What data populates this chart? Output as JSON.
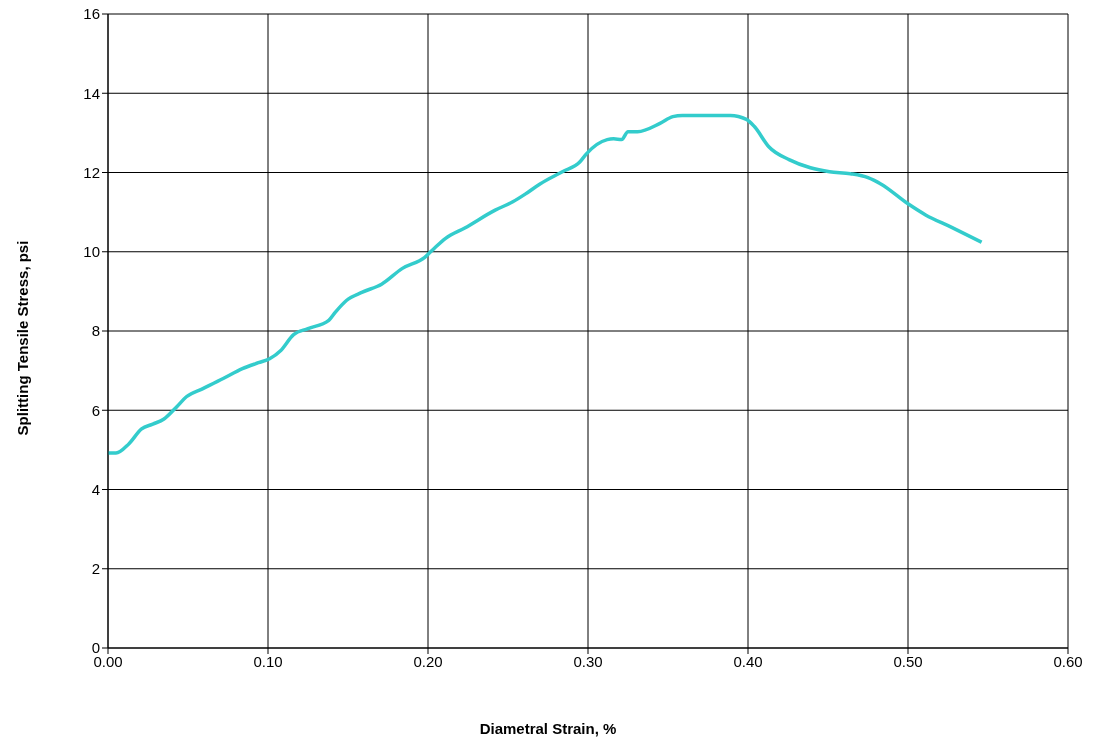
{
  "chart_data": {
    "type": "line",
    "xlabel": "Diametral Strain, %",
    "ylabel": "Splitting Tensile Stress, psi",
    "xlim": [
      0,
      0.6
    ],
    "xticks": [
      {
        "value": 0,
        "label": "0.00"
      },
      {
        "value": 0.1,
        "label": "0.10"
      },
      {
        "value": 0.2,
        "label": "0.20"
      },
      {
        "value": 0.3,
        "label": "0.30"
      },
      {
        "value": 0.4,
        "label": "0.40"
      },
      {
        "value": 0.5,
        "label": "0.50"
      },
      {
        "value": 0.6,
        "label": "0.60"
      }
    ],
    "ylim": [
      0,
      16
    ],
    "yticks": [
      0,
      2,
      4,
      6,
      8,
      10,
      12,
      14,
      16
    ],
    "grid": true,
    "marker": "none",
    "line_style": "solid",
    "series": [
      {
        "color": "#33cccc",
        "x": [
          0,
          0.005,
          0.013,
          0.021,
          0.028,
          0.035,
          0.043,
          0.049,
          0.059,
          0.072,
          0.084,
          0.094,
          0.101,
          0.108,
          0.116,
          0.125,
          0.138,
          0.142,
          0.149,
          0.159,
          0.171,
          0.184,
          0.198,
          0.204,
          0.211,
          0.223,
          0.242,
          0.253,
          0.261,
          0.27,
          0.284,
          0.295,
          0.299,
          0.312,
          0.316,
          0.321,
          0.325,
          0.331,
          0.345,
          0.353,
          0.359,
          0.382,
          0.389,
          0.399,
          0.404,
          0.413,
          0.426,
          0.439,
          0.451,
          0.464,
          0.475,
          0.483,
          0.5,
          0.511,
          0.527,
          0.546
        ],
        "values": [
          4.92,
          4.92,
          5.15,
          5.53,
          5.65,
          5.78,
          6.09,
          6.34,
          6.54,
          6.8,
          7.05,
          7.2,
          7.3,
          7.51,
          7.91,
          8.06,
          8.27,
          8.47,
          8.77,
          8.98,
          9.18,
          9.58,
          9.86,
          10.09,
          10.34,
          10.6,
          11.05,
          11.26,
          11.46,
          11.71,
          12.02,
          12.27,
          12.47,
          12.83,
          12.85,
          12.83,
          13.03,
          13.03,
          13.24,
          13.41,
          13.44,
          13.44,
          13.44,
          13.34,
          13.16,
          12.65,
          12.32,
          12.12,
          12.02,
          11.97,
          11.87,
          11.71,
          11.21,
          10.93,
          10.62,
          10.24
        ]
      }
    ]
  }
}
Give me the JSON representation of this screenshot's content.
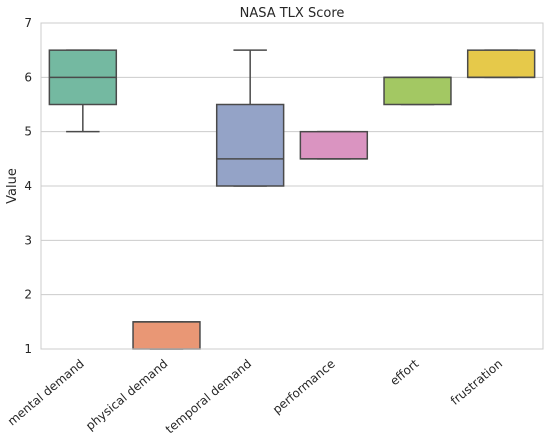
--
> Task objective
All the records need to be repeated exactly, with the images dropped.

> Response to the task
What data populates this chart? Output as JSON.
{
  "chart_data": {
    "type": "line",
    "xlabel": "Diametral Strain, %",
    "ylabel": "Splitting Tensile Stress, psi",
    "xlim": [
      0,
      0.6
    ],
    "xticks": [
      {
        "value": 0,
        "label": "0.00"
      },
      {
        "value": 0.1,
        "label": "0.10"
      },
      {
        "value": 0.2,
        "label": "0.20"
      },
      {
        "value": 0.3,
        "label": "0.30"
      },
      {
        "value": 0.4,
        "label": "0.40"
      },
      {
        "value": 0.5,
        "label": "0.50"
      },
      {
        "value": 0.6,
        "label": "0.60"
      }
    ],
    "ylim": [
      0,
      16
    ],
    "yticks": [
      0,
      2,
      4,
      6,
      8,
      10,
      12,
      14,
      16
    ],
    "grid": true,
    "marker": "none",
    "line_style": "solid",
    "series": [
      {
        "color": "#33cccc",
        "x": [
          0,
          0.005,
          0.013,
          0.021,
          0.028,
          0.035,
          0.043,
          0.049,
          0.059,
          0.072,
          0.084,
          0.094,
          0.101,
          0.108,
          0.116,
          0.125,
          0.138,
          0.142,
          0.149,
          0.159,
          0.171,
          0.184,
          0.198,
          0.204,
          0.211,
          0.223,
          0.242,
          0.253,
          0.261,
          0.27,
          0.284,
          0.295,
          0.299,
          0.312,
          0.316,
          0.321,
          0.325,
          0.331,
          0.345,
          0.353,
          0.359,
          0.382,
          0.389,
          0.399,
          0.404,
          0.413,
          0.426,
          0.439,
          0.451,
          0.464,
          0.475,
          0.483,
          0.5,
          0.511,
          0.527,
          0.546
        ],
        "values": [
          4.92,
          4.92,
          5.15,
          5.53,
          5.65,
          5.78,
          6.09,
          6.34,
          6.54,
          6.8,
          7.05,
          7.2,
          7.3,
          7.51,
          7.91,
          8.06,
          8.27,
          8.47,
          8.77,
          8.98,
          9.18,
          9.58,
          9.86,
          10.09,
          10.34,
          10.6,
          11.05,
          11.26,
          11.46,
          11.71,
          12.02,
          12.27,
          12.47,
          12.83,
          12.85,
          12.83,
          13.03,
          13.03,
          13.24,
          13.41,
          13.44,
          13.44,
          13.44,
          13.34,
          13.16,
          12.65,
          12.32,
          12.12,
          12.02,
          11.97,
          11.87,
          11.71,
          11.21,
          10.93,
          10.62,
          10.24
        ]
      }
    ]
  }
}
Give me the JSON representation of this screenshot's content.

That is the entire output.